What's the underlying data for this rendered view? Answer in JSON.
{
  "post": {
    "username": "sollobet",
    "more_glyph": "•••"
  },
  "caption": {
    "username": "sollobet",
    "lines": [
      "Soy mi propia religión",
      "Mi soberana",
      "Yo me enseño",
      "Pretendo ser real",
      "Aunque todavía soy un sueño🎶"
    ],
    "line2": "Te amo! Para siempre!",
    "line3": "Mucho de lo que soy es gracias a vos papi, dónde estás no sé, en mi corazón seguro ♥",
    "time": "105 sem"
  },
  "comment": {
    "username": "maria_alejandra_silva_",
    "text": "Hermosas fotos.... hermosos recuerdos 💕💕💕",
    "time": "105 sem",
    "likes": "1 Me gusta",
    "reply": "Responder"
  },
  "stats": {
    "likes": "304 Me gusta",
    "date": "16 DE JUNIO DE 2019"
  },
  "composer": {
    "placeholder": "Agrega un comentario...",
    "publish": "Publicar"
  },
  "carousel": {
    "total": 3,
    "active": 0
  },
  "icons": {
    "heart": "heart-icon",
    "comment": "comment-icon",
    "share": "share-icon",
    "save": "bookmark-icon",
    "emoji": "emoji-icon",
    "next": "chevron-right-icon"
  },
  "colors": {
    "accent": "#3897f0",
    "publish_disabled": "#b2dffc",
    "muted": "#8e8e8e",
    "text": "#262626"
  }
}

________________________________________

Reproduce the full set of records precisely.

Result of this exercise:
What's the underlying data for this rendered view? Answer in JSON.
{
  "post": {
    "username": "sollobet",
    "more_glyph": "•••"
  },
  "caption": {
    "username": "sollobet",
    "lines": [
      "Soy mi propia religión",
      "Mi soberana",
      "Yo me enseño",
      "Pretendo ser real",
      "Aunque todavía soy un sueño🎶"
    ],
    "line2": "Te amo! Para siempre!",
    "line3": "Mucho de lo que soy es gracias a vos papi, dónde estás no sé, en mi corazón seguro ♥",
    "time": "105 sem"
  },
  "comment": {
    "username": "maria_alejandra_silva_",
    "text": "Hermosas fotos.... hermosos recuerdos 💕💕💕",
    "time": "105 sem",
    "likes": "1 Me gusta",
    "reply": "Responder"
  },
  "stats": {
    "likes": "304 Me gusta",
    "date": "16 DE JUNIO DE 2019"
  },
  "composer": {
    "placeholder": "Agrega un comentario...",
    "publish": "Publicar"
  },
  "carousel": {
    "total": 3,
    "active": 0
  },
  "icons": {
    "heart": "heart-icon",
    "comment": "comment-icon",
    "share": "share-icon",
    "save": "bookmark-icon",
    "emoji": "emoji-icon",
    "next": "chevron-right-icon"
  },
  "colors": {
    "accent": "#3897f0",
    "publish_disabled": "#b2dffc",
    "muted": "#8e8e8e",
    "text": "#262626"
  }
}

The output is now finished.